** BEGIN RECORDS PROVIDED **

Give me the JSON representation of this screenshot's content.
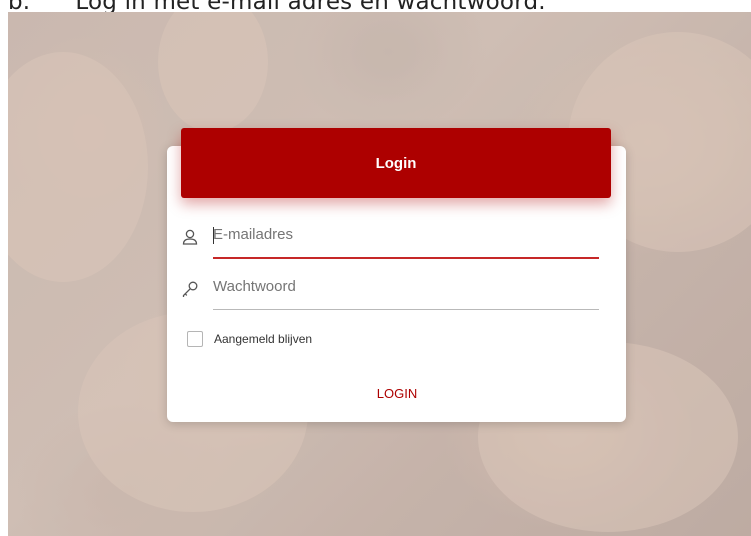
{
  "document": {
    "caption": "b.      Log in met e-mail adres en wachtwoord."
  },
  "login_card": {
    "title": "Login",
    "email": {
      "placeholder": "E-mailadres",
      "value": "",
      "icon": "user-icon"
    },
    "password": {
      "placeholder": "Wachtwoord",
      "value": "",
      "icon": "key-icon"
    },
    "remember_me": {
      "label": "Aangemeld blijven",
      "checked": false
    },
    "submit_label": "LOGIN"
  },
  "colors": {
    "accent": "#ad0000",
    "active_underline": "#c62828"
  }
}
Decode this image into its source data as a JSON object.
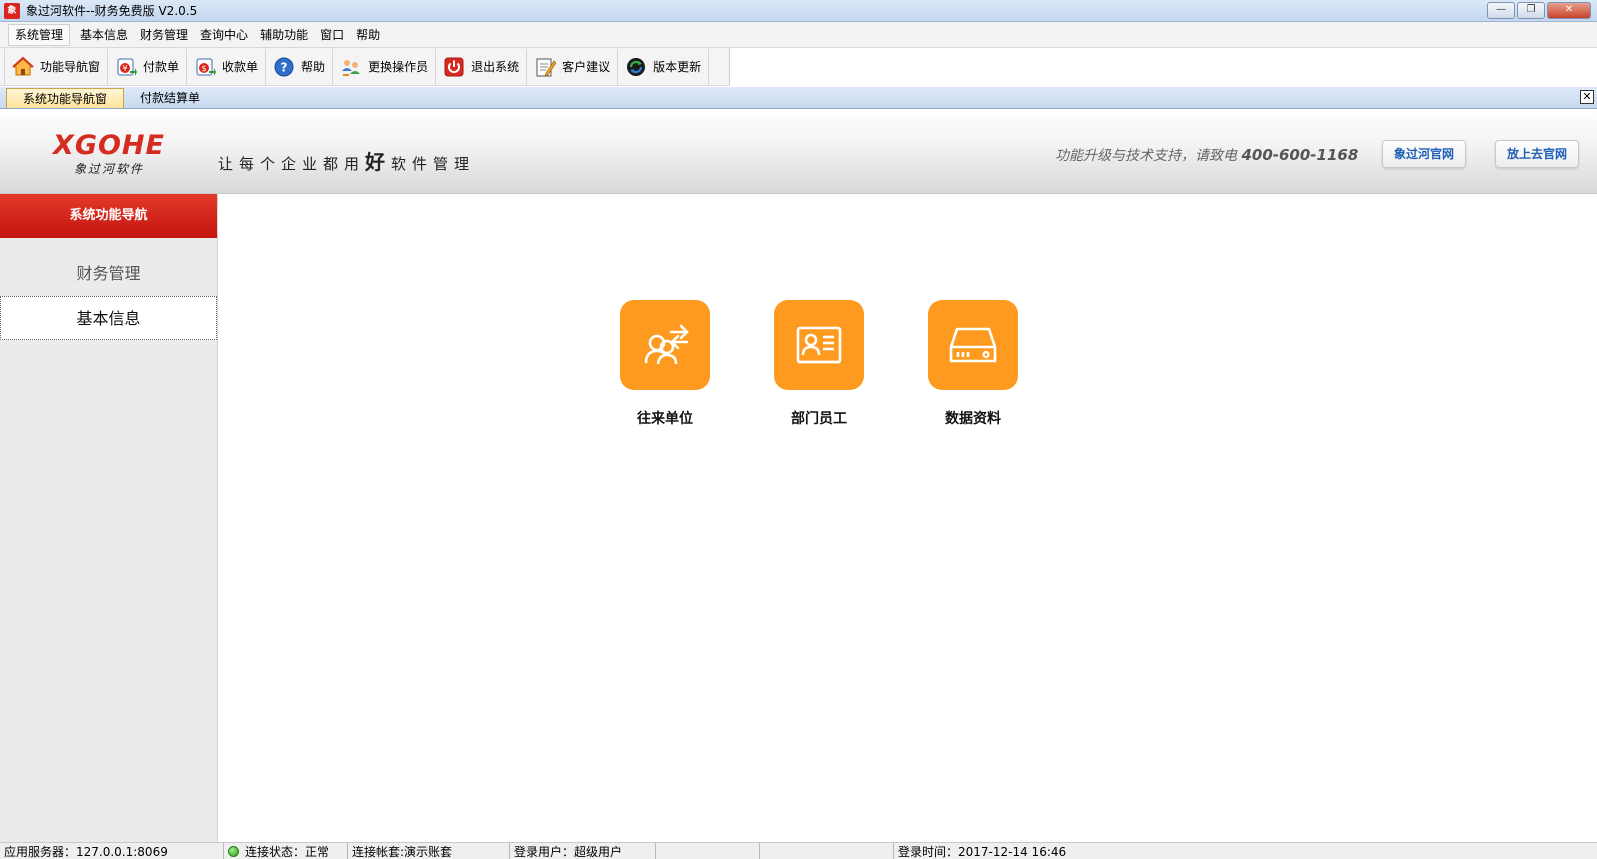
{
  "window": {
    "title": "象过河软件--财务免费版 V2.0.5",
    "app_icon_text": "象",
    "minimize": "—",
    "restore": "❐",
    "close": "✕"
  },
  "menubar": {
    "items": [
      "系统管理",
      "基本信息",
      "财务管理",
      "查询中心",
      "辅助功能",
      "窗口",
      "帮助"
    ]
  },
  "toolbar": {
    "items": [
      {
        "label": "功能导航窗",
        "icon": "home-icon"
      },
      {
        "label": "付款单",
        "icon": "payment-icon"
      },
      {
        "label": "收款单",
        "icon": "receipt-icon"
      },
      {
        "label": "帮助",
        "icon": "help-icon"
      },
      {
        "label": "更换操作员",
        "icon": "switch-user-icon"
      },
      {
        "label": "退出系统",
        "icon": "exit-icon"
      },
      {
        "label": "客户建议",
        "icon": "suggestion-icon"
      },
      {
        "label": "版本更新",
        "icon": "update-icon"
      }
    ]
  },
  "tabs": {
    "items": [
      "系统功能导航窗",
      "付款结算单"
    ],
    "active": 0,
    "close_label": "✕"
  },
  "banner": {
    "logo_main": "XGOHE",
    "logo_sub": "象过河软件",
    "slogan_pre": "让每个企业都用",
    "slogan_big": "好",
    "slogan_post": "软件管理",
    "support_text": "功能升级与技术支持，请致电",
    "support_phone": "400-600-1168",
    "official_site_button": "象过河官网",
    "cloud_site_button": "放上去官网"
  },
  "sidebar": {
    "header": "系统功能导航",
    "items": [
      "财务管理",
      "基本信息"
    ],
    "active": 1
  },
  "main": {
    "tiles": [
      {
        "label": "往来单位",
        "icon": "contacts-exchange-icon"
      },
      {
        "label": "部门员工",
        "icon": "employee-card-icon"
      },
      {
        "label": "数据资料",
        "icon": "data-storage-icon"
      }
    ]
  },
  "statusbar": {
    "server": "应用服务器：127.0.0.1:8069",
    "connection_status": "连接状态：正常",
    "account_set": "连接帐套:演示账套",
    "login_user": "登录用户：超级用户",
    "empty1": "",
    "empty2": "",
    "login_time": "登录时间：2017-12-14 16:46"
  },
  "colors": {
    "brand_red": "#d52c22",
    "tile_orange": "#fe9a1f",
    "link_blue": "#1f5fb5",
    "status_green": "#2a9a1a"
  }
}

** END RECORDS PROVIDED **

*THE EXERCISE*. Working from the lines above, reproduce the material exactly and exclude its pictures.

*EXERCISE SOLUTION*.
Give me the JSON representation of this screenshot's content.
{
  "document": {
    "caption": "b.      Log in met e-mail adres en wachtwoord."
  },
  "login_card": {
    "title": "Login",
    "email": {
      "placeholder": "E-mailadres",
      "value": "",
      "icon": "user-icon"
    },
    "password": {
      "placeholder": "Wachtwoord",
      "value": "",
      "icon": "key-icon"
    },
    "remember_me": {
      "label": "Aangemeld blijven",
      "checked": false
    },
    "submit_label": "LOGIN"
  },
  "colors": {
    "accent": "#ad0000",
    "active_underline": "#c62828"
  }
}
Decode this image into its source data as a JSON object.
{
  "window": {
    "title": "象过河软件--财务免费版 V2.0.5",
    "app_icon_text": "象",
    "minimize": "—",
    "restore": "❐",
    "close": "✕"
  },
  "menubar": {
    "items": [
      "系统管理",
      "基本信息",
      "财务管理",
      "查询中心",
      "辅助功能",
      "窗口",
      "帮助"
    ]
  },
  "toolbar": {
    "items": [
      {
        "label": "功能导航窗",
        "icon": "home-icon"
      },
      {
        "label": "付款单",
        "icon": "payment-icon"
      },
      {
        "label": "收款单",
        "icon": "receipt-icon"
      },
      {
        "label": "帮助",
        "icon": "help-icon"
      },
      {
        "label": "更换操作员",
        "icon": "switch-user-icon"
      },
      {
        "label": "退出系统",
        "icon": "exit-icon"
      },
      {
        "label": "客户建议",
        "icon": "suggestion-icon"
      },
      {
        "label": "版本更新",
        "icon": "update-icon"
      }
    ]
  },
  "tabs": {
    "items": [
      "系统功能导航窗",
      "付款结算单"
    ],
    "active": 0,
    "close_label": "✕"
  },
  "banner": {
    "logo_main": "XGOHE",
    "logo_sub": "象过河软件",
    "slogan_pre": "让每个企业都用",
    "slogan_big": "好",
    "slogan_post": "软件管理",
    "support_text": "功能升级与技术支持，请致电",
    "support_phone": "400-600-1168",
    "official_site_button": "象过河官网",
    "cloud_site_button": "放上去官网"
  },
  "sidebar": {
    "header": "系统功能导航",
    "items": [
      "财务管理",
      "基本信息"
    ],
    "active": 1
  },
  "main": {
    "tiles": [
      {
        "label": "往来单位",
        "icon": "contacts-exchange-icon"
      },
      {
        "label": "部门员工",
        "icon": "employee-card-icon"
      },
      {
        "label": "数据资料",
        "icon": "data-storage-icon"
      }
    ]
  },
  "statusbar": {
    "server": "应用服务器：127.0.0.1:8069",
    "connection_status": "连接状态：正常",
    "account_set": "连接帐套:演示账套",
    "login_user": "登录用户：超级用户",
    "empty1": "",
    "empty2": "",
    "login_time": "登录时间：2017-12-14 16:46"
  },
  "colors": {
    "brand_red": "#d52c22",
    "tile_orange": "#fe9a1f",
    "link_blue": "#1f5fb5",
    "status_green": "#2a9a1a"
  }
}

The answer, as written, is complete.